# RECORDS FOR PROCESSING
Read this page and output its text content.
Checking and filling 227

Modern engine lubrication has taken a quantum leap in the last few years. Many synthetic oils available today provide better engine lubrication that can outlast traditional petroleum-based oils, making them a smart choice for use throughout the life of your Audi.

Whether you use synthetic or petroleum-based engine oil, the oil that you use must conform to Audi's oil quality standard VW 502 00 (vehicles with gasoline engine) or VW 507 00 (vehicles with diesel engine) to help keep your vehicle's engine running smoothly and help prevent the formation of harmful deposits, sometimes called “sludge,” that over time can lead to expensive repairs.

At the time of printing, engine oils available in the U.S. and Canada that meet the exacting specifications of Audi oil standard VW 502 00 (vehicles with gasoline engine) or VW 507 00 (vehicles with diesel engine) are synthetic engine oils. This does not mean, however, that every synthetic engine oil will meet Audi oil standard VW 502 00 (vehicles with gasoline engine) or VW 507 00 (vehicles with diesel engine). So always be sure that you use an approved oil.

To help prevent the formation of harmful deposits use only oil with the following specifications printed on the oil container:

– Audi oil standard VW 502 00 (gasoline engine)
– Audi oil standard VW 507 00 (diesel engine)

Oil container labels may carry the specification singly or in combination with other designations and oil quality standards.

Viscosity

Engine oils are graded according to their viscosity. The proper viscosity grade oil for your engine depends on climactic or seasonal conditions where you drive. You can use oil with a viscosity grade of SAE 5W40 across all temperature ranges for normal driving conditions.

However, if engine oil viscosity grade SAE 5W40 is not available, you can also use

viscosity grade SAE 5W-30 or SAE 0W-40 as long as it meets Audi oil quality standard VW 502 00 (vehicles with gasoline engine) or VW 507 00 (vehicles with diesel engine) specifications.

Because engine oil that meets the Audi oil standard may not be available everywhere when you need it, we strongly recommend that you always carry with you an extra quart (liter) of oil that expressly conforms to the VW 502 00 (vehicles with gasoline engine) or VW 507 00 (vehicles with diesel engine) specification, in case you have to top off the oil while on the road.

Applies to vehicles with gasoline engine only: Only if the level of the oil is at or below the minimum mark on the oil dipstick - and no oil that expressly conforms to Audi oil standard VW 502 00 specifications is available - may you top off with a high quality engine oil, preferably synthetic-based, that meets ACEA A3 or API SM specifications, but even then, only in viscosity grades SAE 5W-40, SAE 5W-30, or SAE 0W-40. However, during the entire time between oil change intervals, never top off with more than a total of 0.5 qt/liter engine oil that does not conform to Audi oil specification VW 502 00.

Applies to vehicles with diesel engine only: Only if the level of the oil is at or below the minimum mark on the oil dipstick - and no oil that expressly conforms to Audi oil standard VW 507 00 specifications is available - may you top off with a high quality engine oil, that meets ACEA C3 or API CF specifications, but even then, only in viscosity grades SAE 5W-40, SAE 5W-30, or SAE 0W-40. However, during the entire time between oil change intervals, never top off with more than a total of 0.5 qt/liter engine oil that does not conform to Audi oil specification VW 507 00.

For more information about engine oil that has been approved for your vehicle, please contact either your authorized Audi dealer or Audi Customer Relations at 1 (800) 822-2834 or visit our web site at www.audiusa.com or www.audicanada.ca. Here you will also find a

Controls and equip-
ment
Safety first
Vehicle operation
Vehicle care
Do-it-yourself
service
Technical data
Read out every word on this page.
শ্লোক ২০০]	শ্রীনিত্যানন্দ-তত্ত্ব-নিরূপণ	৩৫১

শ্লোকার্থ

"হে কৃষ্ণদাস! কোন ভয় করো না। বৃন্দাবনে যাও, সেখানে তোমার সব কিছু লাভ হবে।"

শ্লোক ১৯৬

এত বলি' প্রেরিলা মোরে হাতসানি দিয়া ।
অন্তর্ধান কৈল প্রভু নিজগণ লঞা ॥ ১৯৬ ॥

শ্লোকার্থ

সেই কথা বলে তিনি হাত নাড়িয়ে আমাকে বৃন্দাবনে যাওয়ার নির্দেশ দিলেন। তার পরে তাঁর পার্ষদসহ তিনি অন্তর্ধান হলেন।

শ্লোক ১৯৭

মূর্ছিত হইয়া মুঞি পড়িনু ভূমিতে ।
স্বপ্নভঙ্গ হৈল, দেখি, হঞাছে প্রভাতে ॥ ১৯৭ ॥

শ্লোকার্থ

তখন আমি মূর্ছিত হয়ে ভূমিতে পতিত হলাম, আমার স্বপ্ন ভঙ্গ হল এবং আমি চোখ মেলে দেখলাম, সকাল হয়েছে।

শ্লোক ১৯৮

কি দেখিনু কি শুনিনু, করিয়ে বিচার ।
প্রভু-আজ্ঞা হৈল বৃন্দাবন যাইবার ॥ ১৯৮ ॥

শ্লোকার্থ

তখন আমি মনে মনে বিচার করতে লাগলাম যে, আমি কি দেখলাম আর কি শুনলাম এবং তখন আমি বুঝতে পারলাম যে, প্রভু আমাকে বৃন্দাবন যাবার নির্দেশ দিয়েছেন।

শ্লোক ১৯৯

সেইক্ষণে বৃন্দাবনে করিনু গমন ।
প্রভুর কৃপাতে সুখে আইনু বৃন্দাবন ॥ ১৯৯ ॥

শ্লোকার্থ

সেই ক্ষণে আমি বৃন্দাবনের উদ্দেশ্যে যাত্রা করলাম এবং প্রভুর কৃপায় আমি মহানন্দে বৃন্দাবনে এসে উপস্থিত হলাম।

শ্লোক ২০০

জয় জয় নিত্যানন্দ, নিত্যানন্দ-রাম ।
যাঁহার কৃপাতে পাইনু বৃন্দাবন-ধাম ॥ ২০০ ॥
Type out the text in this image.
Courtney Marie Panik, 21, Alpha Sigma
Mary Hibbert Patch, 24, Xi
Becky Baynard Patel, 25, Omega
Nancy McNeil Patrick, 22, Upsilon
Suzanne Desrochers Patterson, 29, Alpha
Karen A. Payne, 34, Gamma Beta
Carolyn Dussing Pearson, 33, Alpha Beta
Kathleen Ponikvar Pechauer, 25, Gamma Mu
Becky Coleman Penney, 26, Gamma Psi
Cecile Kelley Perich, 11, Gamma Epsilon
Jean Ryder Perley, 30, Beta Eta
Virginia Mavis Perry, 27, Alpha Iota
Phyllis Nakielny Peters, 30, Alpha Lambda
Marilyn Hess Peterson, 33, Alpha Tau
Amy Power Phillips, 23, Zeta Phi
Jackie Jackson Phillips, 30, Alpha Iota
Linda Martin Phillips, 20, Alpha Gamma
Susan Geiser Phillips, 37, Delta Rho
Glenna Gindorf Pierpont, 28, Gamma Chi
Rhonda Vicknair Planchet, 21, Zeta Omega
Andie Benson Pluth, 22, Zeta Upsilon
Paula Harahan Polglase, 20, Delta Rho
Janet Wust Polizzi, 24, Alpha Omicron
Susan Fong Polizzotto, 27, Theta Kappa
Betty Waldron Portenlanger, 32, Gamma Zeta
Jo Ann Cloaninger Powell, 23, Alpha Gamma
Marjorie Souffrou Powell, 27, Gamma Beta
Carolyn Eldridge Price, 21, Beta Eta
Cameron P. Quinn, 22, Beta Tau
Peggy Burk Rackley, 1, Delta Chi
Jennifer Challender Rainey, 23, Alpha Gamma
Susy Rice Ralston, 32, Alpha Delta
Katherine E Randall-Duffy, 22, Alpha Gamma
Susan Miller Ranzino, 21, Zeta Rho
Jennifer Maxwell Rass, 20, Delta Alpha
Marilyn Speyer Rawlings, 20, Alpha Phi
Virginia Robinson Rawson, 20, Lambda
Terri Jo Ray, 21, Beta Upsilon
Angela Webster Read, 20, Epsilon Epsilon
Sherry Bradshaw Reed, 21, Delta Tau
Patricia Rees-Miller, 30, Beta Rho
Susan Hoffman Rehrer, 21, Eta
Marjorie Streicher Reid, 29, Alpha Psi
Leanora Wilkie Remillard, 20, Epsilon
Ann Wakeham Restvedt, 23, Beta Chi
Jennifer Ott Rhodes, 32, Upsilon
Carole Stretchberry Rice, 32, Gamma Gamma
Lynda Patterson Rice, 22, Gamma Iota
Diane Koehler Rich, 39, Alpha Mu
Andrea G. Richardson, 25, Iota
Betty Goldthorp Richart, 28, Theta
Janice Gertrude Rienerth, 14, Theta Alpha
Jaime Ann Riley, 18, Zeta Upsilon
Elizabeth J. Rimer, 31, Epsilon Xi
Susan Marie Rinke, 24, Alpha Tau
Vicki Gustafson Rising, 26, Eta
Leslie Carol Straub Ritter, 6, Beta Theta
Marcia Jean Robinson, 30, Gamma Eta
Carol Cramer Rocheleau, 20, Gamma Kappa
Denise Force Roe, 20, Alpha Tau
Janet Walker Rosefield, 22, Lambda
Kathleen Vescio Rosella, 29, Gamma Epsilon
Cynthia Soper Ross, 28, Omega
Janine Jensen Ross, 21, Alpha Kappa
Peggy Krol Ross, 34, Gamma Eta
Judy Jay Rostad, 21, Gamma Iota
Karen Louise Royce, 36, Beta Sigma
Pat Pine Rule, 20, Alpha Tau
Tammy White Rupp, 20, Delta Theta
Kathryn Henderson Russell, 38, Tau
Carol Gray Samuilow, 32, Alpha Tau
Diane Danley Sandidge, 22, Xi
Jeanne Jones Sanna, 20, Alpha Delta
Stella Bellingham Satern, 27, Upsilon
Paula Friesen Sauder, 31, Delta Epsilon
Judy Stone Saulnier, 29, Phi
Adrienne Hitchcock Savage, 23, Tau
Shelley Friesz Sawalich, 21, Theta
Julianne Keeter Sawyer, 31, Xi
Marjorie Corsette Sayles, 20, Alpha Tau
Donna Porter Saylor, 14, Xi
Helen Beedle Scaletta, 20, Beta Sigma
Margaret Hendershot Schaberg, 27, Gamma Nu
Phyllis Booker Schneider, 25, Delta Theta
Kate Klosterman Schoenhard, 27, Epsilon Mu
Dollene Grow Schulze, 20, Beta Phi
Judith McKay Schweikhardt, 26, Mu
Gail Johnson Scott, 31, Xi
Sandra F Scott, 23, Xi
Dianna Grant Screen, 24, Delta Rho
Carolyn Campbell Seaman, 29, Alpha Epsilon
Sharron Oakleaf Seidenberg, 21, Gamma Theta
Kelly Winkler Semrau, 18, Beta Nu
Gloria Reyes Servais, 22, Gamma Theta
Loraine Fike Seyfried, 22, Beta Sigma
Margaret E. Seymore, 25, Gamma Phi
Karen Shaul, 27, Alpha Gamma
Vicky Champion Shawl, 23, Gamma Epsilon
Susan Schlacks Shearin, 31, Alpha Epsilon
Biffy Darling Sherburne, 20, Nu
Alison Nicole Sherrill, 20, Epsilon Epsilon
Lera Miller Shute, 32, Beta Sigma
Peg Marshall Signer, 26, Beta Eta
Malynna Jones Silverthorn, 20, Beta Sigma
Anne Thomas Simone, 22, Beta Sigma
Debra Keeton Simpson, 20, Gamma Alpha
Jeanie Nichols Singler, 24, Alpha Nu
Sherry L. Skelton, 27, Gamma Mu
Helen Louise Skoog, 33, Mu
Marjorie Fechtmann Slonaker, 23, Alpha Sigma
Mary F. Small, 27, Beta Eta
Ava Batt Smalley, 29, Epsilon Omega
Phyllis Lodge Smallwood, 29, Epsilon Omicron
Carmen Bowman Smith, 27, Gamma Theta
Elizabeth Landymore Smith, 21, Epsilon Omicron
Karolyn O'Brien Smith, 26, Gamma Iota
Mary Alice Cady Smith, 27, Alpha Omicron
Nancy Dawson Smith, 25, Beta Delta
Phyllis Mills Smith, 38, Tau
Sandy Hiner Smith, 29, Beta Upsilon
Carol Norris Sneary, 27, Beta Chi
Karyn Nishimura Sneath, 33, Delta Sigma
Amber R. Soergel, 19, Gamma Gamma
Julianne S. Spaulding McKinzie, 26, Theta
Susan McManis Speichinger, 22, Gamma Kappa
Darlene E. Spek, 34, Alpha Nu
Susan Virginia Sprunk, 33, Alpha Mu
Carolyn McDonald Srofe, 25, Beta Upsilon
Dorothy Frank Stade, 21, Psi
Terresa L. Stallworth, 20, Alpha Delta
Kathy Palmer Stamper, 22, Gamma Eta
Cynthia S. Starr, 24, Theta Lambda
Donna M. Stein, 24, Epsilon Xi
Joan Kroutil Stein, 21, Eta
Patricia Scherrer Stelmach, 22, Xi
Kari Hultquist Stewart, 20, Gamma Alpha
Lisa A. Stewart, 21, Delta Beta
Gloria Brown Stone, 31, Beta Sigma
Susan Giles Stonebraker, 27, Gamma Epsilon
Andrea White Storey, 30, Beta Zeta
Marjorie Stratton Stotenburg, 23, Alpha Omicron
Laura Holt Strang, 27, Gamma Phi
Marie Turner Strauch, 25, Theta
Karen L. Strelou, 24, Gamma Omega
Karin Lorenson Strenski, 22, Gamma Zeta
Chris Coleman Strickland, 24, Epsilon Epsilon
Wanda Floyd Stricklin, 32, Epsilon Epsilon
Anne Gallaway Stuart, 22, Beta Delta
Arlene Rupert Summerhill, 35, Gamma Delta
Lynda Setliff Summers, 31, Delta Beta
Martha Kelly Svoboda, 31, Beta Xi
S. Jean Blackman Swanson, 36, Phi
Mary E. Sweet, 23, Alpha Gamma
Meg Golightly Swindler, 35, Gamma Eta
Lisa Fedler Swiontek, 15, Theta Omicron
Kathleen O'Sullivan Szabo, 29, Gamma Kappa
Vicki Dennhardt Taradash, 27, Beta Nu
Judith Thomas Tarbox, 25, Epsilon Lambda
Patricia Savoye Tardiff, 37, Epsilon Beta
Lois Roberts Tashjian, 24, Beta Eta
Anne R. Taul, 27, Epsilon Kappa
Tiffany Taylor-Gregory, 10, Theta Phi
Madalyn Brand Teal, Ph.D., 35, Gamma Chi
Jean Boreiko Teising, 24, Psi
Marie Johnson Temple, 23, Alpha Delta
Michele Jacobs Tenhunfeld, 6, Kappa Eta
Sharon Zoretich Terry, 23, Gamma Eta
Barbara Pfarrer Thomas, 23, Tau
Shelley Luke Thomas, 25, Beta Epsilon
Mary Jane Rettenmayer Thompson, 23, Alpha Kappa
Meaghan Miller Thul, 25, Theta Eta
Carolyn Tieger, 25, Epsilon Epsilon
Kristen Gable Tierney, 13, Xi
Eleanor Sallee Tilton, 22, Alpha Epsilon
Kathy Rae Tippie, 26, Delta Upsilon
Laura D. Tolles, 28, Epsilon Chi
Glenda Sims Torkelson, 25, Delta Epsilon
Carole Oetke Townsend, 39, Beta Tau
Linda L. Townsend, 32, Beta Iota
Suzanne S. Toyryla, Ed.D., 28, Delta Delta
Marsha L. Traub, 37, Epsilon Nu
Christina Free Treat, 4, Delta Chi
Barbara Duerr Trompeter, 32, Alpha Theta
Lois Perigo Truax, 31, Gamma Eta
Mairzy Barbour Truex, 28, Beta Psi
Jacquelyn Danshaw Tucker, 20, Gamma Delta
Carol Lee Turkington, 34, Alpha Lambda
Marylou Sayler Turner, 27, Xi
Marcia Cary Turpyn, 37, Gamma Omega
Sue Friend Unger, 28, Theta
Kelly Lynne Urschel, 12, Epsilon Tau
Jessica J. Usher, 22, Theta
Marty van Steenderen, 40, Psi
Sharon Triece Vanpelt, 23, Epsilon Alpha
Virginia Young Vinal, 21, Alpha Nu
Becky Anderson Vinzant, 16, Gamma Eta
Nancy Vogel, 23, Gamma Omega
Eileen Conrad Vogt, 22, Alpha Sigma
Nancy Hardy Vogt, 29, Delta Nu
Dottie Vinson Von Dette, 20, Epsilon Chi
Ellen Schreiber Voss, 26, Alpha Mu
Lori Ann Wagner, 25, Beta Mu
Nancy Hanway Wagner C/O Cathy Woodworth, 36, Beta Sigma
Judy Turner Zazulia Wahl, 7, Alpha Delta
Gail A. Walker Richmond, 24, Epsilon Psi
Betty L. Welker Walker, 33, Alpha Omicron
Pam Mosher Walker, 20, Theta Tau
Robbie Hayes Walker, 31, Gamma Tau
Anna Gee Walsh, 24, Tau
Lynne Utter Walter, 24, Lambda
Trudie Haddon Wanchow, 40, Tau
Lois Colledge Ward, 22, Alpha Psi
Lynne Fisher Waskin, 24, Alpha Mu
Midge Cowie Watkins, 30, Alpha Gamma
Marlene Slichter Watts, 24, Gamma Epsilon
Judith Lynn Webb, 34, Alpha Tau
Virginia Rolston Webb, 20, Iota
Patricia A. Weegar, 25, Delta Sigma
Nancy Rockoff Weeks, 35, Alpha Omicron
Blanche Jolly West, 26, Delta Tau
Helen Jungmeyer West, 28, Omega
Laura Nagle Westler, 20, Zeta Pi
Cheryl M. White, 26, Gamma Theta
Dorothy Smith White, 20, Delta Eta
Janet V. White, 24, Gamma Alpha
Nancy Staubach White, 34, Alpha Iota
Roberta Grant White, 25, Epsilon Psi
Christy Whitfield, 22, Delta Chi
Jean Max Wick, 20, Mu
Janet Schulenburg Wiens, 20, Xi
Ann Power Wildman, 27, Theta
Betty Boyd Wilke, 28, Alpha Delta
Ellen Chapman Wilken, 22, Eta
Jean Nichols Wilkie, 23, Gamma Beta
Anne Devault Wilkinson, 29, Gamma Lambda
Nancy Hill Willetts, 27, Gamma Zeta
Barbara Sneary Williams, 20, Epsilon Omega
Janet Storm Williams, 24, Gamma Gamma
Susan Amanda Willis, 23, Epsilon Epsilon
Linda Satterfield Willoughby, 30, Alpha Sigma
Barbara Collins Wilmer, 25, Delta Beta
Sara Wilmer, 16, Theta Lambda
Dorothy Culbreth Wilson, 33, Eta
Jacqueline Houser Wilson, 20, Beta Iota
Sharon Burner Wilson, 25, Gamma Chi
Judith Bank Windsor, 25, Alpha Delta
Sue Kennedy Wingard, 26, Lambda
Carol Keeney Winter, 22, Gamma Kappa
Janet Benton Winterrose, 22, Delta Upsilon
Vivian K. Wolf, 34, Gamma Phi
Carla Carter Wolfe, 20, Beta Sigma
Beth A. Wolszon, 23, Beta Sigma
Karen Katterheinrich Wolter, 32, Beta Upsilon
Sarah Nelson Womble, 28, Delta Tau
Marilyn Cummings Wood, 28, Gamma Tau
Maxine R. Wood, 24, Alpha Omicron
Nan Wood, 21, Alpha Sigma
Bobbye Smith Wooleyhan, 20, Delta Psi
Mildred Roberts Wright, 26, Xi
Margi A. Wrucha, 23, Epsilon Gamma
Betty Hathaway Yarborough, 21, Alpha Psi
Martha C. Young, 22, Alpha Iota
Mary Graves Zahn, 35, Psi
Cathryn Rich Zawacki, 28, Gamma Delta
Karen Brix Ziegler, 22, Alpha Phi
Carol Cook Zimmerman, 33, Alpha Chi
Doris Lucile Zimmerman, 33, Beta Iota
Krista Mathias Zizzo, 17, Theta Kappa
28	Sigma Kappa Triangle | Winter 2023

# AIM
Tally the lines in the records above that contain the word "Grant", and give only that number.

# RESULT FOR THIS EXERCISE
2